Saved data entries:
--- Begin ---

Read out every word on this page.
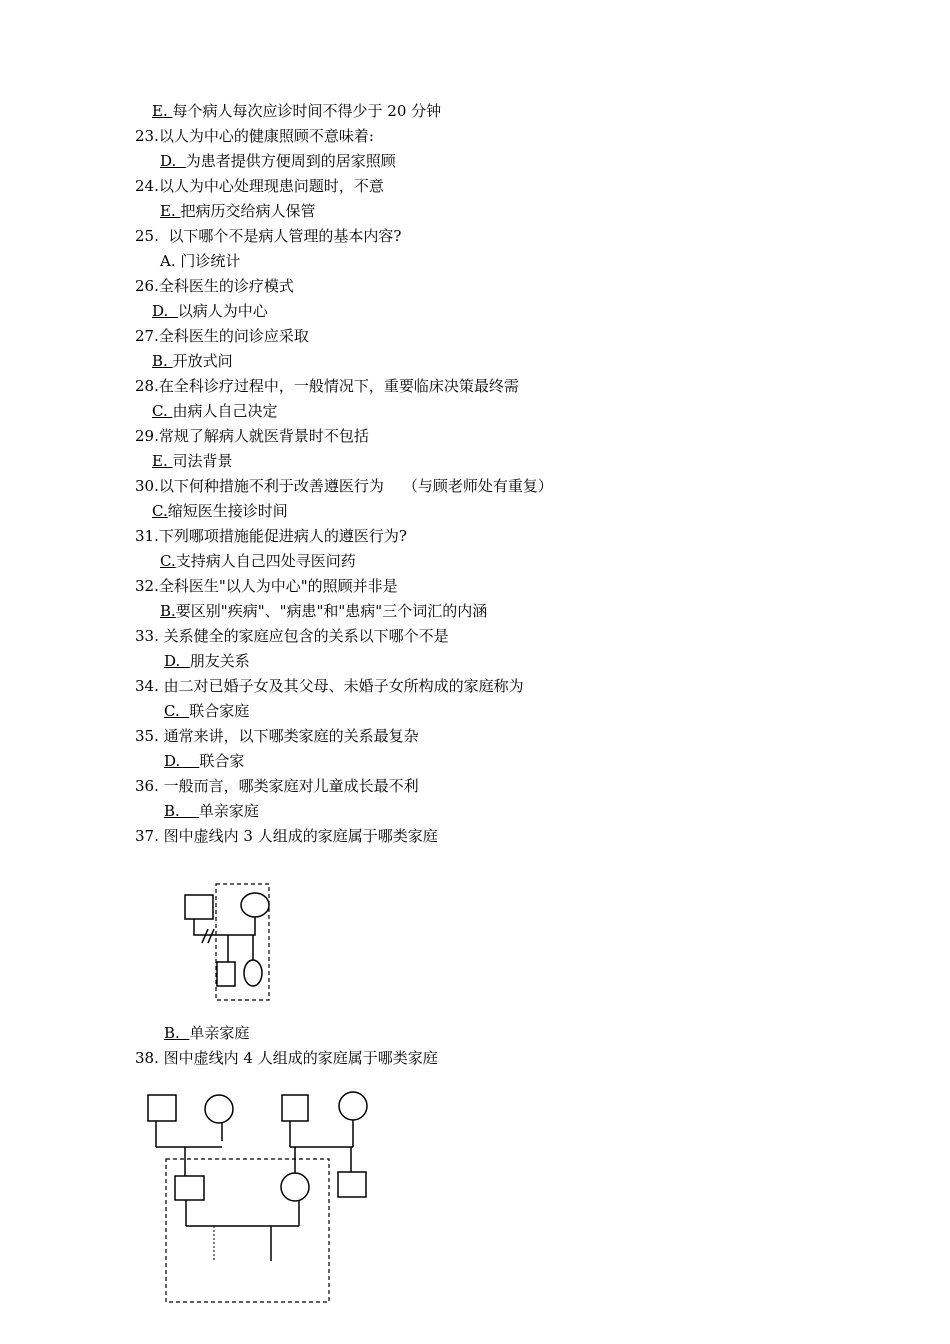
E. 每个病人每次应诊时间不得少于 20 分钟
23.以人为中心的健康照顾不意味着:
D.  为患者提供方便周到的居家照顾
24.以人为中心处理现患问题时，不意
E. 把病历交给病人保管
25.  以下哪个不是病人管理的基本内容?
A. 门诊统计
26.全科医生的诊疗模式
D.  以病人为中心
27.全科医生的问诊应采取
B. 开放式问
28.在全科诊疗过程中，一般情况下，重要临床决策最终需
C. 由病人自己决定
29.常规了解病人就医背景时不包括
E. 司法背景
30.以下何种措施不利于改善遵医行为    （与顾老师处有重复）
C.缩短医生接诊时间
31.下列哪项措施能促进病人的遵医行为?
C.支持病人自己四处寻医问药
32.全科医生"以人为中心"的照顾并非是
B.要区别"疾病"、"病患"和"患病"三个词汇的内涵
33. 关系健全的家庭应包含的关系以下哪个不是
D.  朋友关系
34. 由二对已婚子女及其父母、未婚子女所构成的家庭称为
C.  联合家庭
35. 通常来讲，以下哪类家庭的关系最复杂
D.    联合家
36. 一般而言，哪类家庭对儿童成长最不利
B.    单亲家庭
37. 图中虚线内 3 人组成的家庭属于哪类家庭
B.  单亲家庭
38. 图中虚线内 4 人组成的家庭属于哪类家庭
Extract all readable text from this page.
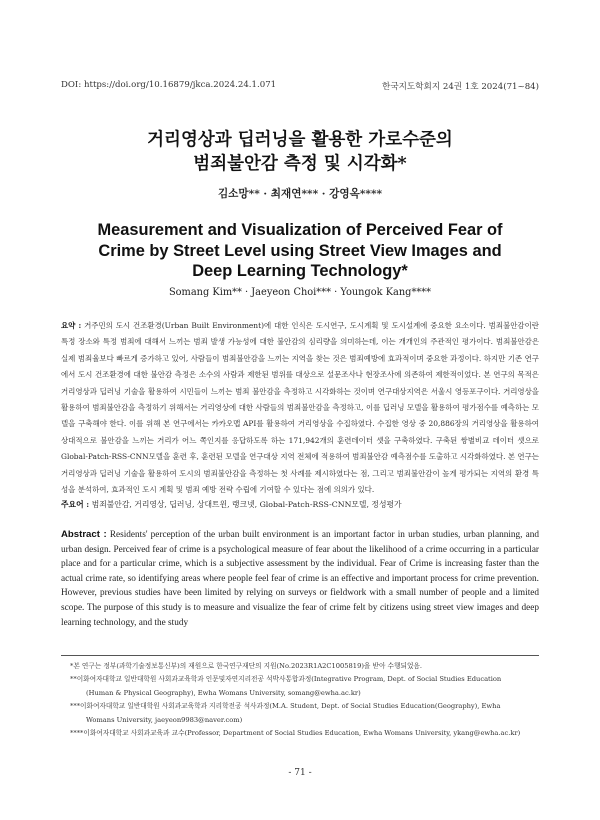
DOI: https://doi.org/10.16879/jkca.2024.24.1.071	한국지도학회지 24권 1호 2024(71~84)
거리영상과 딥러닝을 활용한 가로수준의
범죄불안감 측정 및 시각화*
김소망** · 최재연*** · 강영옥****
Measurement and Visualization of Perceived Fear of
Crime by Street Level using Street View Images and
Deep Learning Technology*
Somang Kim** · Jaeyeon Choi*** · Youngok Kang****

요약 : 거주민의 도시 건조환경(Urban Built Environment)에 대한 인식은 도시연구, 도시계획 및 도시설계에 중요한 요소이다. 범죄불안감이란 특정 장소와 특정 범죄에 대해서 느끼는 범죄 발생 가능성에 대한 불안감의 심리량을 의미하는데, 이는 개개인의 주관적인 평가이다. 범죄불안감은 실제 범죄율보다 빠르게 증가하고 있어, 사람들이 범죄불안감을 느끼는 지역을 찾는 것은 범죄예방에 효과적이며 중요한 과정이다. 하지만 기존 연구에서 도시 건조환경에 대한 불안감 측정은 소수의 사람과 제한된 범위를 대상으로 설문조사나 현장조사에 의존하여 제한적이었다. 본 연구의 목적은 거리영상과 딥러닝 기술을 활용하여 시민들이 느끼는 범죄 불안감을 측정하고 시각화하는 것이며 연구대상지역은 서울시 영등포구이다. 거리영상을 활용하여 범죄불안감을 측정하기 위해서는 거리영상에 대한 사람들의 범죄불안감을 측정하고, 이를 딥러닝 모델을 활용하여 평가점수를 예측하는 모델을 구축해야 한다. 이를 위해 본 연구에서는 카카오맵 API를 활용하여 거리영상을 수집하였다. 수집한 영상 중 20,886장의 거리영상을 활용하여 상대적으로 불안감을 느끼는 거리가 어느 쪽인지를 응답하도록 하는 171,942개의 훈련데이터 셋을 구축하였다. 구축된 쌍별비교 데이터 셋으로 Global-Patch-RSS-CNN모델을 훈련 후, 훈련된 모델을 연구대상 지역 전체에 적용하여 범죄불안감 예측점수를 도출하고 시각화하였다. 본 연구는 거리영상과 딥러닝 기술을 활용하여 도시의 범죄불안감을 측정하는 첫 사례를 제시하였다는 점, 그리고 범죄불안감이 높게 평가되는 지역의 환경 특성을 분석하여, 효과적인 도시 계획 및 범죄 예방 전략 수립에 기여할 수 있다는 점에 의의가 있다.

주요어 : 범죄불안감, 거리영상, 딥러닝, 상대트윈, 랭크넷, Global-Patch-RSS-CNN모델, 정성평가

Abstract : Residents' perception of the urban built environment is an important factor in urban studies, urban planning, and urban design. Perceived fear of crime is a psychological measure of fear about the likelihood of a crime occurring in a particular place and for a particular crime, which is a subjective assessment by the individual. Fear of Crime is increasing faster than the actual crime rate, so identifying areas where people feel fear of crime is an effective and important process for crime prevention. However, previous studies have been limited by relying on surveys or fieldwork with a small number of people and a limited scope. The purpose of this study is to measure and visualize the fear of crime felt by citizens using street view images and deep learning technology, and the study

*본 연구는 정부(과학기술정보통신부)의 재원으로 한국연구재단의 지원(No.2023R1A2C1005819)을 받아 수행되었음.

**이화여자대학교 일반대학원 사회과교육학과 인문및자연지리전공 석박사통합과정(Integrative Program, Dept. of Social Studies Education

(Human & Physical Geography), Ewha Womans University, somang@ewha.ac.kr)

***이화여자대학교 일반대학원 사회과교육학과 지리학전공 석사과정(M.A. Student, Dept. of Social Studies Education(Geography), Ewha

Womans University, jaeyeon9983@naver.com)

****이화여자대학교 사회과교육과 교수(Professor, Department of Social Studies Education, Ewha Womans University, ykang@ewha.ac.kr)

- 71 -
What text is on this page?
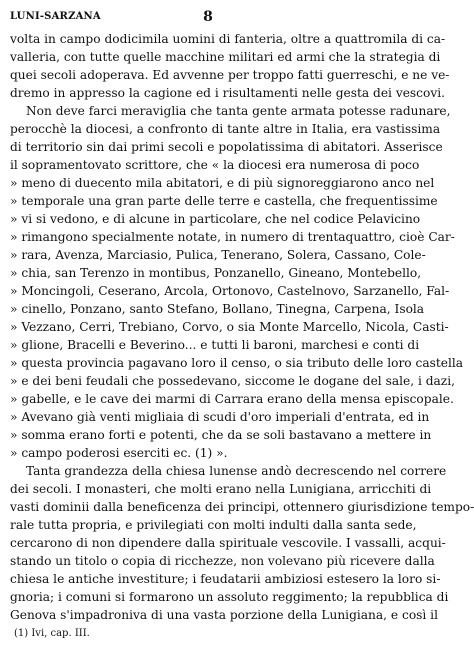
LUNI-SARZANA	8
volta in campo dodicimila uomini di fanteria, oltre a quattromila di ca-
valleria, con tutte quelle macchine militari ed armi che la strategia di
quei secoli adoperava. Ed avvenne per troppo fatti guerreschi, e ne ve-
dremo in appresso la cagione ed i risultamenti nelle gesta dei vescovi.
Non deve farci meraviglia che tanta gente armata potesse radunare,
perocchè la diocesi, a confronto di tante altre in Italia, era vastissima
di territorio sin dai primi secoli e popolatissima di abitatori. Asserisce
il sopramentovato scrittore, che « la diocesi era numerosa di poco
» meno di duecento mila abitatori, e di più signoreggiarono anco nel
» temporale una gran parte delle terre e castella, che frequentissime
» vi si vedono, e di alcune in particolare, che nel codice Pelavicino
» rimangono specialmente notate, in numero di trentaquattro, cioè Car-
» rara, Avenza, Marciasio, Pulica, Tenerano, Solera, Cassano, Cole-
» chia, san Terenzo in montibus, Ponzanello, Gineano, Montebello,
» Moncingoli, Ceserano, Arcola, Ortonovo, Castelnovo, Sarzanello, Fal-
» cinello, Ponzano, santo Stefano, Bollano, Tinegna, Carpena, Isola
» Vezzano, Cerri, Trebiano, Corvo, o sia Monte Marcello, Nicola, Casti-
» glione, Bracelli e Beverino... e tutti li baroni, marchesi e conti di
» questa provincia pagavano loro il censo, o sia tributo delle loro castella
» e dei beni feudali che possedevano, siccome le dogane del sale, i dazi,
» gabelle, e le cave dei marmi di Carrara erano della mensa episcopale.
» Avevano già venti migliaia di scudi d'oro imperiali d'entrata, ed in
» somma erano forti e potenti, che da se soli bastavano a mettere in
» campo poderosi eserciti ec. (1) ».
Tanta grandezza della chiesa lunense andò decrescendo nel correre
dei secoli. I monasteri, che molti erano nella Lunigiana, arricchiti di
vasti dominii dalla beneficenza dei principi, ottennero giurisdizione tempo-
rale tutta propria, e privilegiati con molti indulti dalla santa sede,
cercarono di non dipendere dalla spirituale vescovile. I vassalli, acqui-
stando un titolo o copia di ricchezze, non volevano più ricevere dalla
chiesa le antiche investiture; i feudatarii ambiziosi estesero la loro si-
gnoria; i comuni si formarono un assoluto reggimento; la repubblica di
Genova s'impadroniva di una vasta porzione della Lunigiana, e così il
(1) Ivi, cap. III.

--- End ---

Exercise requirements
Without the pictures, reproduce every line of the records above exactly.

Solved exercise
Read out every word on this page.
E. 每个病人每次应诊时间不得少于 20 分钟
23.以人为中心的健康照顾不意味着:
D.  为患者提供方便周到的居家照顾
24.以人为中心处理现患问题时，不意
E. 把病历交给病人保管
25.  以下哪个不是病人管理的基本内容?
A. 门诊统计
26.全科医生的诊疗模式
D.  以病人为中心
27.全科医生的问诊应采取
B. 开放式问
28.在全科诊疗过程中，一般情况下，重要临床决策最终需
C. 由病人自己决定
29.常规了解病人就医背景时不包括
E. 司法背景
30.以下何种措施不利于改善遵医行为    （与顾老师处有重复）
C.缩短医生接诊时间
31.下列哪项措施能促进病人的遵医行为?
C.支持病人自己四处寻医问药
32.全科医生"以人为中心"的照顾并非是
B.要区别"疾病"、"病患"和"患病"三个词汇的内涵
33. 关系健全的家庭应包含的关系以下哪个不是
D.  朋友关系
34. 由二对已婚子女及其父母、未婚子女所构成的家庭称为
C.  联合家庭
35. 通常来讲，以下哪类家庭的关系最复杂
D.    联合家
36. 一般而言，哪类家庭对儿童成长最不利
B.    单亲家庭
37. 图中虚线内 3 人组成的家庭属于哪类家庭
B.  单亲家庭
38. 图中虚线内 4 人组成的家庭属于哪类家庭
Extract all readable text from this page.
DOI: https://doi.org/10.16879/jkca.2024.24.1.071	한국지도학회지 24권 1호 2024(71~84)
거리영상과 딥러닝을 활용한 가로수준의
범죄불안감 측정 및 시각화*
김소망** · 최재연*** · 강영옥****
Measurement and Visualization of Perceived Fear of
Crime by Street Level using Street View Images and
Deep Learning Technology*
Somang Kim** · Jaeyeon Choi*** · Youngok Kang****

요약 : 거주민의 도시 건조환경(Urban Built Environment)에 대한 인식은 도시연구, 도시계획 및 도시설계에 중요한 요소이다. 범죄불안감이란 특정 장소와 특정 범죄에 대해서 느끼는 범죄 발생 가능성에 대한 불안감의 심리량을 의미하는데, 이는 개개인의 주관적인 평가이다. 범죄불안감은 실제 범죄율보다 빠르게 증가하고 있어, 사람들이 범죄불안감을 느끼는 지역을 찾는 것은 범죄예방에 효과적이며 중요한 과정이다. 하지만 기존 연구에서 도시 건조환경에 대한 불안감 측정은 소수의 사람과 제한된 범위를 대상으로 설문조사나 현장조사에 의존하여 제한적이었다. 본 연구의 목적은 거리영상과 딥러닝 기술을 활용하여 시민들이 느끼는 범죄 불안감을 측정하고 시각화하는 것이며 연구대상지역은 서울시 영등포구이다. 거리영상을 활용하여 범죄불안감을 측정하기 위해서는 거리영상에 대한 사람들의 범죄불안감을 측정하고, 이를 딥러닝 모델을 활용하여 평가점수를 예측하는 모델을 구축해야 한다. 이를 위해 본 연구에서는 카카오맵 API를 활용하여 거리영상을 수집하였다. 수집한 영상 중 20,886장의 거리영상을 활용하여 상대적으로 불안감을 느끼는 거리가 어느 쪽인지를 응답하도록 하는 171,942개의 훈련데이터 셋을 구축하였다. 구축된 쌍별비교 데이터 셋으로 Global-Patch-RSS-CNN모델을 훈련 후, 훈련된 모델을 연구대상 지역 전체에 적용하여 범죄불안감 예측점수를 도출하고 시각화하였다. 본 연구는 거리영상과 딥러닝 기술을 활용하여 도시의 범죄불안감을 측정하는 첫 사례를 제시하였다는 점, 그리고 범죄불안감이 높게 평가되는 지역의 환경 특성을 분석하여, 효과적인 도시 계획 및 범죄 예방 전략 수립에 기여할 수 있다는 점에 의의가 있다.

주요어 : 범죄불안감, 거리영상, 딥러닝, 상대트윈, 랭크넷, Global-Patch-RSS-CNN모델, 정성평가

Abstract : Residents' perception of the urban built environment is an important factor in urban studies, urban planning, and urban design. Perceived fear of crime is a psychological measure of fear about the likelihood of a crime occurring in a particular place and for a particular crime, which is a subjective assessment by the individual. Fear of Crime is increasing faster than the actual crime rate, so identifying areas where people feel fear of crime is an effective and important process for crime prevention. However, previous studies have been limited by relying on surveys or fieldwork with a small number of people and a limited scope. The purpose of this study is to measure and visualize the fear of crime felt by citizens using street view images and deep learning technology, and the study

*본 연구는 정부(과학기술정보통신부)의 재원으로 한국연구재단의 지원(No.2023R1A2C1005819)을 받아 수행되었음.

**이화여자대학교 일반대학원 사회과교육학과 인문및자연지리전공 석박사통합과정(Integrative Program, Dept. of Social Studies Education

(Human & Physical Geography), Ewha Womans University, somang@ewha.ac.kr)

***이화여자대학교 일반대학원 사회과교육학과 지리학전공 석사과정(M.A. Student, Dept. of Social Studies Education(Geography), Ewha

Womans University, jaeyeon9983@naver.com)

****이화여자대학교 사회과교육과 교수(Professor, Department of Social Studies Education, Ewha Womans University, ykang@ewha.ac.kr)

- 71 -
What text is on this page?
LUNI-SARZANA	8
volta in campo dodicimila uomini di fanteria, oltre a quattromila di ca-
valleria, con tutte quelle macchine militari ed armi che la strategia di
quei secoli adoperava. Ed avvenne per troppo fatti guerreschi, e ne ve-
dremo in appresso la cagione ed i risultamenti nelle gesta dei vescovi.
Non deve farci meraviglia che tanta gente armata potesse radunare,
perocchè la diocesi, a confronto di tante altre in Italia, era vastissima
di territorio sin dai primi secoli e popolatissima di abitatori. Asserisce
il sopramentovato scrittore, che « la diocesi era numerosa di poco
» meno di duecento mila abitatori, e di più signoreggiarono anco nel
» temporale una gran parte delle terre e castella, che frequentissime
» vi si vedono, e di alcune in particolare, che nel codice Pelavicino
» rimangono specialmente notate, in numero di trentaquattro, cioè Car-
» rara, Avenza, Marciasio, Pulica, Tenerano, Solera, Cassano, Cole-
» chia, san Terenzo in montibus, Ponzanello, Gineano, Montebello,
» Moncingoli, Ceserano, Arcola, Ortonovo, Castelnovo, Sarzanello, Fal-
» cinello, Ponzano, santo Stefano, Bollano, Tinegna, Carpena, Isola
» Vezzano, Cerri, Trebiano, Corvo, o sia Monte Marcello, Nicola, Casti-
» glione, Bracelli e Beverino... e tutti li baroni, marchesi e conti di
» questa provincia pagavano loro il censo, o sia tributo delle loro castella
» e dei beni feudali che possedevano, siccome le dogane del sale, i dazi,
» gabelle, e le cave dei marmi di Carrara erano della mensa episcopale.
» Avevano già venti migliaia di scudi d'oro imperiali d'entrata, ed in
» somma erano forti e potenti, che da se soli bastavano a mettere in
» campo poderosi eserciti ec. (1) ».
Tanta grandezza della chiesa lunense andò decrescendo nel correre
dei secoli. I monasteri, che molti erano nella Lunigiana, arricchiti di
vasti dominii dalla beneficenza dei principi, ottennero giurisdizione tempo-
rale tutta propria, e privilegiati con molti indulti dalla santa sede,
cercarono di non dipendere dalla spirituale vescovile. I vassalli, acqui-
stando un titolo o copia di ricchezze, non volevano più ricevere dalla
chiesa le antiche investiture; i feudatarii ambiziosi estesero la loro si-
gnoria; i comuni si formarono un assoluto reggimento; la repubblica di
Genova s'impadroniva di una vasta porzione della Lunigiana, e così il
(1) Ivi, cap. III.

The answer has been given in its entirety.